-- Start TASK INPUT --
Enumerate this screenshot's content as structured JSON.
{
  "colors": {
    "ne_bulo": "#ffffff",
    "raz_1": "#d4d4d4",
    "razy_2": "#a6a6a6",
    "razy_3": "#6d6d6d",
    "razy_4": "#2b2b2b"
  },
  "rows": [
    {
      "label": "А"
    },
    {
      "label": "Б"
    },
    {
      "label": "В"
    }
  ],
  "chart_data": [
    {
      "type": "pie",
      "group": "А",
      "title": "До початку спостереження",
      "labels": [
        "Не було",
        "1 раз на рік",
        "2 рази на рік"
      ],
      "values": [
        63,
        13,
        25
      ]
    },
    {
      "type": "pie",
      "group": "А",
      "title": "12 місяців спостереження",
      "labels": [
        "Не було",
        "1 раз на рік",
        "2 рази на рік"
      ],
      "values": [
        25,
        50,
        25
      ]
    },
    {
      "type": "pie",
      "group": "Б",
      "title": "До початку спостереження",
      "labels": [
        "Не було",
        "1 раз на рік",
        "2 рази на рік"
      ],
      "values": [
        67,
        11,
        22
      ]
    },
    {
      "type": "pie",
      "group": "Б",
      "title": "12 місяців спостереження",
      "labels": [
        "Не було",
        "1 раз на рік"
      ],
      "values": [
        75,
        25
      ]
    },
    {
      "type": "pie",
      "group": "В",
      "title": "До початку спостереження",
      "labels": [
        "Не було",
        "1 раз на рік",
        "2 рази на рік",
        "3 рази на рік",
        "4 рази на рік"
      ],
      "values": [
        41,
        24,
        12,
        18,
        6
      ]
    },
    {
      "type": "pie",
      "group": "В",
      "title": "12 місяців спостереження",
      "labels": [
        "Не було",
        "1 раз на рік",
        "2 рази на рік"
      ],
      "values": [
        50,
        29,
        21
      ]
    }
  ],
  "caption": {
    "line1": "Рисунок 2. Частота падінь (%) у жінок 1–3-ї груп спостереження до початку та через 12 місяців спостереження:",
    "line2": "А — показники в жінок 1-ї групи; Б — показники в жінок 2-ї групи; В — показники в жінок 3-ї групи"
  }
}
-- End TASK INPUT --
Retype all of the material above with every character intact.

| FULL RESPONSE |
Enumerate this screenshot's content as structured JSON.
{
  "colors": {
    "ne_bulo": "#ffffff",
    "raz_1": "#d4d4d4",
    "razy_2": "#a6a6a6",
    "razy_3": "#6d6d6d",
    "razy_4": "#2b2b2b"
  },
  "rows": [
    {
      "label": "А"
    },
    {
      "label": "Б"
    },
    {
      "label": "В"
    }
  ],
  "chart_data": [
    {
      "type": "pie",
      "group": "А",
      "title": "До початку спостереження",
      "labels": [
        "Не було",
        "1 раз на рік",
        "2 рази на рік"
      ],
      "values": [
        63,
        13,
        25
      ]
    },
    {
      "type": "pie",
      "group": "А",
      "title": "12 місяців спостереження",
      "labels": [
        "Не було",
        "1 раз на рік",
        "2 рази на рік"
      ],
      "values": [
        25,
        50,
        25
      ]
    },
    {
      "type": "pie",
      "group": "Б",
      "title": "До початку спостереження",
      "labels": [
        "Не було",
        "1 раз на рік",
        "2 рази на рік"
      ],
      "values": [
        67,
        11,
        22
      ]
    },
    {
      "type": "pie",
      "group": "Б",
      "title": "12 місяців спостереження",
      "labels": [
        "Не було",
        "1 раз на рік"
      ],
      "values": [
        75,
        25
      ]
    },
    {
      "type": "pie",
      "group": "В",
      "title": "До початку спостереження",
      "labels": [
        "Не було",
        "1 раз на рік",
        "2 рази на рік",
        "3 рази на рік",
        "4 рази на рік"
      ],
      "values": [
        41,
        24,
        12,
        18,
        6
      ]
    },
    {
      "type": "pie",
      "group": "В",
      "title": "12 місяців спостереження",
      "labels": [
        "Не було",
        "1 раз на рік",
        "2 рази на рік"
      ],
      "values": [
        50,
        29,
        21
      ]
    }
  ],
  "caption": {
    "line1": "Рисунок 2. Частота падінь (%) у жінок 1–3-ї груп спостереження до початку та через 12 місяців спостереження:",
    "line2": "А — показники в жінок 1-ї групи; Б — показники в жінок 2-ї групи; В — показники в жінок 3-ї групи"
  }
}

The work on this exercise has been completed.